**Goal**
Copy every line that holds "tudomásul".

****************

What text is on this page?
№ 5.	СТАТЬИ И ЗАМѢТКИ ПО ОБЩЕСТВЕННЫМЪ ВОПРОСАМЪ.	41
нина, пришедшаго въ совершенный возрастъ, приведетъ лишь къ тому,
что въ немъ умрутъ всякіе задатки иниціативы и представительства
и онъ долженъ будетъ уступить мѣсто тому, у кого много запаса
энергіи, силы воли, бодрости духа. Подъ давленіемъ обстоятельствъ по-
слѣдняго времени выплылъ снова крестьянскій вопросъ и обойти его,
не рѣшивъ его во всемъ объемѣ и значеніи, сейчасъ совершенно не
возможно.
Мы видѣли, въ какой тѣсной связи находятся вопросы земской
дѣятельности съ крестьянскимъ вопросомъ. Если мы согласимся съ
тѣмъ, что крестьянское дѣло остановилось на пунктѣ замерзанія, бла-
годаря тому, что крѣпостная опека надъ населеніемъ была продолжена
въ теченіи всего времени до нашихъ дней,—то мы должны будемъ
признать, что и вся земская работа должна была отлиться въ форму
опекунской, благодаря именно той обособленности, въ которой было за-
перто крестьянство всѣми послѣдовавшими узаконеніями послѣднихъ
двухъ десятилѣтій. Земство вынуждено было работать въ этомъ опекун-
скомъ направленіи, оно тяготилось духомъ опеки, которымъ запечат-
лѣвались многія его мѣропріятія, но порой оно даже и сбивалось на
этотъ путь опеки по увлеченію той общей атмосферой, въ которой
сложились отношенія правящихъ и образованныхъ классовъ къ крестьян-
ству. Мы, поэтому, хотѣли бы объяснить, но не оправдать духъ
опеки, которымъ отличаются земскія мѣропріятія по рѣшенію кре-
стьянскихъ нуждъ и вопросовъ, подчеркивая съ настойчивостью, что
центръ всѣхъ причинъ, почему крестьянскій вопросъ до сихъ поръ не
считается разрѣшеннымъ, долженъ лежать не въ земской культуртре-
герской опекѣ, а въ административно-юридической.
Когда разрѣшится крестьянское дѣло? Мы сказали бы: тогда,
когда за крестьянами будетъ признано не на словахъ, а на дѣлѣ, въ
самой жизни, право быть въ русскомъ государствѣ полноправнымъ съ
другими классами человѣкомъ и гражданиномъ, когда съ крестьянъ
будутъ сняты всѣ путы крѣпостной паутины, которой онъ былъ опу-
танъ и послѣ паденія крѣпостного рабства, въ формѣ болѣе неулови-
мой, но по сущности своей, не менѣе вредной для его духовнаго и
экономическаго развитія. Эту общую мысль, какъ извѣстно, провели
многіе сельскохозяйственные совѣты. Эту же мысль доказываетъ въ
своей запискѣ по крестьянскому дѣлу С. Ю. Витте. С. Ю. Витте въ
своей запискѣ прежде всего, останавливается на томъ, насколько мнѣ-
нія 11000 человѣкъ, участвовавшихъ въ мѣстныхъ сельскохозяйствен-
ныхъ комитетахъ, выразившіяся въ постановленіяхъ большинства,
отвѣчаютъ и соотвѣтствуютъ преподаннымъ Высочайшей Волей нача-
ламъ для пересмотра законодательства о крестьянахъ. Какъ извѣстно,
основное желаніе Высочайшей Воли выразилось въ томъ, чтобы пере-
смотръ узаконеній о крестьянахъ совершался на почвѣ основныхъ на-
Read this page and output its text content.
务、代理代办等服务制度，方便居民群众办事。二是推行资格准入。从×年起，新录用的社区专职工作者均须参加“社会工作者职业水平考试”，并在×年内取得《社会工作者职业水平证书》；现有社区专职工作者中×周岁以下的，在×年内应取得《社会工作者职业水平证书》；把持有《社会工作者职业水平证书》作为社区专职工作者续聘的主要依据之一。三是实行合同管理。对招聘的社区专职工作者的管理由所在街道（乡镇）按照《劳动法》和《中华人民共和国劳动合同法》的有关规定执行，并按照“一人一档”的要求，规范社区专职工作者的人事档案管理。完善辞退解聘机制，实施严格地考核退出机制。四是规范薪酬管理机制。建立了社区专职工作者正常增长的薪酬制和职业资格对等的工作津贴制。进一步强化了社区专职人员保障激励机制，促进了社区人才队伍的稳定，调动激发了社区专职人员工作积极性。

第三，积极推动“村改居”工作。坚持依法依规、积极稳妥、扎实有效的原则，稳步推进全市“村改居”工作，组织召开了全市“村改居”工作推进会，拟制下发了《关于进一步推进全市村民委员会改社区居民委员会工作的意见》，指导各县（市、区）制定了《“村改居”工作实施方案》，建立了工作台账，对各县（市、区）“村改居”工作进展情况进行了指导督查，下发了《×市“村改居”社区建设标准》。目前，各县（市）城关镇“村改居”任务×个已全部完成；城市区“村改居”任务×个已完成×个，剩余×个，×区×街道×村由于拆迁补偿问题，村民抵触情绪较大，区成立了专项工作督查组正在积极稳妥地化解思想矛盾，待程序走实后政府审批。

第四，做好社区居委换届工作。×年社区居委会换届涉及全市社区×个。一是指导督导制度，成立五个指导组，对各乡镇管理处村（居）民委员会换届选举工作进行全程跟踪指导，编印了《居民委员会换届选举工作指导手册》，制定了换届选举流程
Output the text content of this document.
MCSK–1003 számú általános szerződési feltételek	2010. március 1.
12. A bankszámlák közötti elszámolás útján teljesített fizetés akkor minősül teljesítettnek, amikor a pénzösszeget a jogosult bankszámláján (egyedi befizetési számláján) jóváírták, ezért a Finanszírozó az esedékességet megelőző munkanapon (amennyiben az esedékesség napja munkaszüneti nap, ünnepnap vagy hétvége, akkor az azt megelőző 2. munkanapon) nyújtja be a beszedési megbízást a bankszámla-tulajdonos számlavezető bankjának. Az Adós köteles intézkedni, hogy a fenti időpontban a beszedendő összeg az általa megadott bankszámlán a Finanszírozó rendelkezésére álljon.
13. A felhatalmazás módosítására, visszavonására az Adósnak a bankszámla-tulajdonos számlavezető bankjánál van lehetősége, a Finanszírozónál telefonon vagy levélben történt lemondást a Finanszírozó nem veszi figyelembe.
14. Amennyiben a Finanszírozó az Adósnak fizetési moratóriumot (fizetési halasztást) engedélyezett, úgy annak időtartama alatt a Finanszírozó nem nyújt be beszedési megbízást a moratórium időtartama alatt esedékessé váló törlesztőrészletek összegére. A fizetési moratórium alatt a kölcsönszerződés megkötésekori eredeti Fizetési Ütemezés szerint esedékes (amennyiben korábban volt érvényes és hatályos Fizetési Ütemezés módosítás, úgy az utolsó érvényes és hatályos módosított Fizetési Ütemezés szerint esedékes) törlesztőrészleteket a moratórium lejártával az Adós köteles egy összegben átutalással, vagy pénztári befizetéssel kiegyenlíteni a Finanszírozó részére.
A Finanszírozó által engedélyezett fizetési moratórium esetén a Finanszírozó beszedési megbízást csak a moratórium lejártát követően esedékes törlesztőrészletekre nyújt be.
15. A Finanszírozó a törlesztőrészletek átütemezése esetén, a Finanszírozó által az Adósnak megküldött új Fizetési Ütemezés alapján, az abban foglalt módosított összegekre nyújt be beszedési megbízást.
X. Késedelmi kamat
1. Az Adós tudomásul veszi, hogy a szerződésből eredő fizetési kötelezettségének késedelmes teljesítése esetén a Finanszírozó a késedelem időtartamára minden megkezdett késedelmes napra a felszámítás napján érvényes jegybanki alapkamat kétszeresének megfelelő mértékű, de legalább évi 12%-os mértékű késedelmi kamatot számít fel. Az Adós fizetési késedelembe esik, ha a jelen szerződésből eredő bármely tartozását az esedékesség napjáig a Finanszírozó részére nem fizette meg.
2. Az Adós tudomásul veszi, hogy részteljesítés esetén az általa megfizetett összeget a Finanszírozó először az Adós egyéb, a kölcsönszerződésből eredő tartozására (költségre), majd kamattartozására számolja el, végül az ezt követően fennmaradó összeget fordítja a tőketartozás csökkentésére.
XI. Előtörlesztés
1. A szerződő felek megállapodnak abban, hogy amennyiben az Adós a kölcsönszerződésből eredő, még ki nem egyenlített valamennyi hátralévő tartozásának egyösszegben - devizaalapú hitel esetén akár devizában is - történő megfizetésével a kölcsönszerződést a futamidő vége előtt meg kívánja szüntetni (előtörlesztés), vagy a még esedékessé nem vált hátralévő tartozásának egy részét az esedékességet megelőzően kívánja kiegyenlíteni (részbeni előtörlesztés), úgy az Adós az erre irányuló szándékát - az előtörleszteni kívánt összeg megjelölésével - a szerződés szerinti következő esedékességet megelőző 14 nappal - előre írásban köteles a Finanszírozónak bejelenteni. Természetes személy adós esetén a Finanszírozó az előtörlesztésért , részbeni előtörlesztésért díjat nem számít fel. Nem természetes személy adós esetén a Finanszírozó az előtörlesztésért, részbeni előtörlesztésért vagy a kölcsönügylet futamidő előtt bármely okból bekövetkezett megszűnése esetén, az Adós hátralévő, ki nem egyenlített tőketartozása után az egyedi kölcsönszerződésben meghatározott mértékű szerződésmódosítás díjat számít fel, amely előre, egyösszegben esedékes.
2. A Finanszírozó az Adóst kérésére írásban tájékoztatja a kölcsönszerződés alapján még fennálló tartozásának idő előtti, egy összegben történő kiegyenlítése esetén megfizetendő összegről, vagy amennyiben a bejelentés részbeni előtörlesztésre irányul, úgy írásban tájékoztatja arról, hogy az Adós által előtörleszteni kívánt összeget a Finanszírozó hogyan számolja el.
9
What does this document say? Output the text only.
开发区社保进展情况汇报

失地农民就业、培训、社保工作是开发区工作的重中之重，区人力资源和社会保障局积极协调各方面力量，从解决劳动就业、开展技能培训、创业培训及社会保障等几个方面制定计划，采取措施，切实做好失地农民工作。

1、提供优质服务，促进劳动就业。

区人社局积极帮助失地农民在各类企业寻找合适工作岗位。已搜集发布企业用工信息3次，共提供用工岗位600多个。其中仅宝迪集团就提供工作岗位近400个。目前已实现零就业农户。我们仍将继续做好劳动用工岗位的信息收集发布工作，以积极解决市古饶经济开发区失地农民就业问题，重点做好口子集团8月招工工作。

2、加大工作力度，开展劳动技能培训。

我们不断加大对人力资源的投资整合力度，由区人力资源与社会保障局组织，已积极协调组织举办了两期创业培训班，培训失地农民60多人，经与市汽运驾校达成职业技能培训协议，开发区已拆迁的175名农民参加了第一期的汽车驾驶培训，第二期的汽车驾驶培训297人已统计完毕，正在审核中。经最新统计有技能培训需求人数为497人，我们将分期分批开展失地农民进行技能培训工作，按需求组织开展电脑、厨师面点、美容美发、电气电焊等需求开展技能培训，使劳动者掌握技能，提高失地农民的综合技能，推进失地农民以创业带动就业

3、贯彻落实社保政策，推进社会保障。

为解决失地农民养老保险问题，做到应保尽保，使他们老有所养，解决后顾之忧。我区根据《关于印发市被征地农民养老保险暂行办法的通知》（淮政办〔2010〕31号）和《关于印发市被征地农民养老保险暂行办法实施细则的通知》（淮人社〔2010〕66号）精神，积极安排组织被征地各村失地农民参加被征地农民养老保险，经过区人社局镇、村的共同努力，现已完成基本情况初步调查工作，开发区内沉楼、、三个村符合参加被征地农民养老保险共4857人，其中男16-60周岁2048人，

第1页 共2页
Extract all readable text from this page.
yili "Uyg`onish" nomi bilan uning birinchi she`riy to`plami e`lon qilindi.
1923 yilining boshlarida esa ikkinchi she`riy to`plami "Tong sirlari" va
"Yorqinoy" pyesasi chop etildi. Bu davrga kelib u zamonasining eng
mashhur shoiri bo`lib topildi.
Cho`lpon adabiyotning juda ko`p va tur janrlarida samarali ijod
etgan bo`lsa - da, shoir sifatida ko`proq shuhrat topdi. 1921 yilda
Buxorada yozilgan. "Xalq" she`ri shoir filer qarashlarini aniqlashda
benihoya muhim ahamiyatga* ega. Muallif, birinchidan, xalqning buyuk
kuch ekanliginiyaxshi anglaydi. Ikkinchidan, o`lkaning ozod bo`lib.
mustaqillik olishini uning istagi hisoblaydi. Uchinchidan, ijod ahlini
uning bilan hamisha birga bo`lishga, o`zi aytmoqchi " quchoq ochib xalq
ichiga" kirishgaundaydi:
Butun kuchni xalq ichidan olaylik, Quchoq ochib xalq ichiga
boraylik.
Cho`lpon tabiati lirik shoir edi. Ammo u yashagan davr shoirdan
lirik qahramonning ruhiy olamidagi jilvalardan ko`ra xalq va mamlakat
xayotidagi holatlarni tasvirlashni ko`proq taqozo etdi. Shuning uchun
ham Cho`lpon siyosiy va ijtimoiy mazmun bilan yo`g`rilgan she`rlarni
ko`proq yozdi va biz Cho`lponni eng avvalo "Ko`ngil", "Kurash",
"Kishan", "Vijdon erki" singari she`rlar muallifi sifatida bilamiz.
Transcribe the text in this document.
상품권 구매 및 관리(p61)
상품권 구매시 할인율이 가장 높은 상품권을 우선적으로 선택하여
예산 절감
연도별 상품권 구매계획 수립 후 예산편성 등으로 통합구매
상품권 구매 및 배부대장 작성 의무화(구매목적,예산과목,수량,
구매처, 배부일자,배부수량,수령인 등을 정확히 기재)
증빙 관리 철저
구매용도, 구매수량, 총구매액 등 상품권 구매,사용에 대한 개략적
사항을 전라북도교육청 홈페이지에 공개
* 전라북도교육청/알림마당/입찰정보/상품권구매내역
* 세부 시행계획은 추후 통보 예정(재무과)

****************

**Complete response**
1. Az Adós tudomásul veszi, hogy a szerződésből eredő fizetési kötelezettségének késedelmes teljesítése esetén a Finanszírozó a késedelem időtartamára minden megkezdett késedelmes napra a felszámítás napján érvényes jegybanki alapkamat kétszeresének megfelelő mértékű, de legalább évi 12%-os mértékű késedelmi kamatot számít fel. Az Adós fizetési késedelembe esik, ha a jelen szerződésből eredő bármely tartozását az esedékesség napjáig a Finanszírozó részére nem fizette meg.
2. Az Adós tudomásul veszi, hogy részteljesítés esetén az általa megfizetett összeget a Finanszírozó először az Adós egyéb, a kölcsönszerződésből eredő tartozására (költségre), majd kamattartozására számolja el, végül az ezt követően fennmaradó összeget fordítja a tőketartozás csökkentésére.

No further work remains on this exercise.